Extracted records:
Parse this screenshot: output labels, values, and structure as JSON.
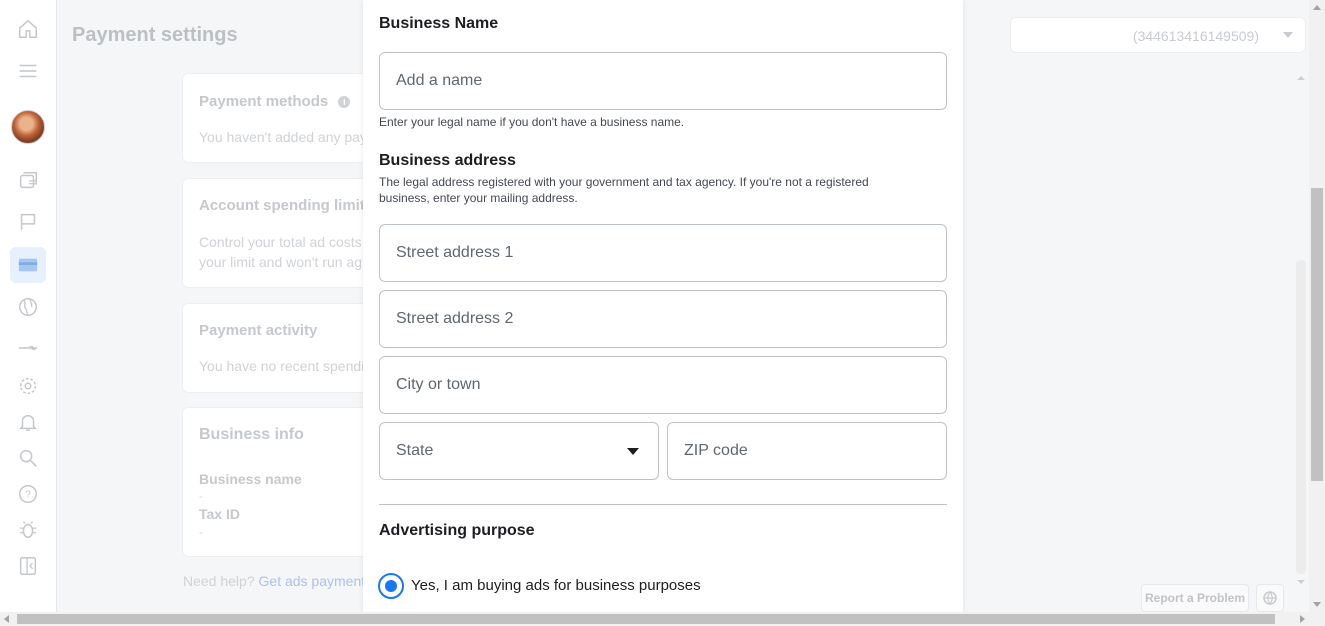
{
  "page": {
    "title": "Payment settings",
    "account_id": "(344613416149509)"
  },
  "cards": {
    "payment_methods": {
      "title": "Payment methods",
      "text": "You haven't added any pay"
    },
    "spending_limit": {
      "title": "Account spending limit",
      "text_line1": "Control your total ad costs",
      "text_line2": "your limit and won't run ag"
    },
    "payment_activity": {
      "title": "Payment activity",
      "text": "You have no recent spendi"
    },
    "business_info": {
      "title": "Business info",
      "name_label": "Business name",
      "name_value": "-",
      "tax_label": "Tax ID",
      "tax_value": "-"
    }
  },
  "help": {
    "prefix": "Need help?",
    "link": "Get ads payment"
  },
  "footer": {
    "report_button": "Report a Problem"
  },
  "sidebar": {
    "icons": [
      "home-icon",
      "menu-icon",
      "avatar",
      "campaigns-icon",
      "flag-icon",
      "billing-icon",
      "globe-icon",
      "tools-icon",
      "settings-icon",
      "notifications-icon",
      "search-icon",
      "help-icon",
      "bug-icon",
      "collapse-icon"
    ],
    "active": "billing-icon"
  },
  "modal": {
    "business_name": {
      "heading": "Business Name",
      "placeholder": "Add a name",
      "helper": "Enter your legal name if you don't have a business name."
    },
    "business_address": {
      "heading": "Business address",
      "helper_line1": "The legal address registered with your government and tax agency. If you're not a registered",
      "helper_line2": "business, enter your mailing address.",
      "street1_placeholder": "Street address 1",
      "street2_placeholder": "Street address 2",
      "city_placeholder": "City or town",
      "state_label": "State",
      "zip_placeholder": "ZIP code"
    },
    "advertising_purpose": {
      "heading": "Advertising purpose",
      "option_business": "Yes, I am buying ads for business purposes",
      "selected": "business"
    }
  },
  "colors": {
    "accent": "#1877f2",
    "text_primary": "#1c1e21",
    "field_border": "#bec3c9"
  }
}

> SHORT PROBLEM
Identify each line in the records above containing the word "Street"; copy those lines.

> REPLY
      "street1_placeholder": "Street address 1",
      "street2_placeholder": "Street address 2",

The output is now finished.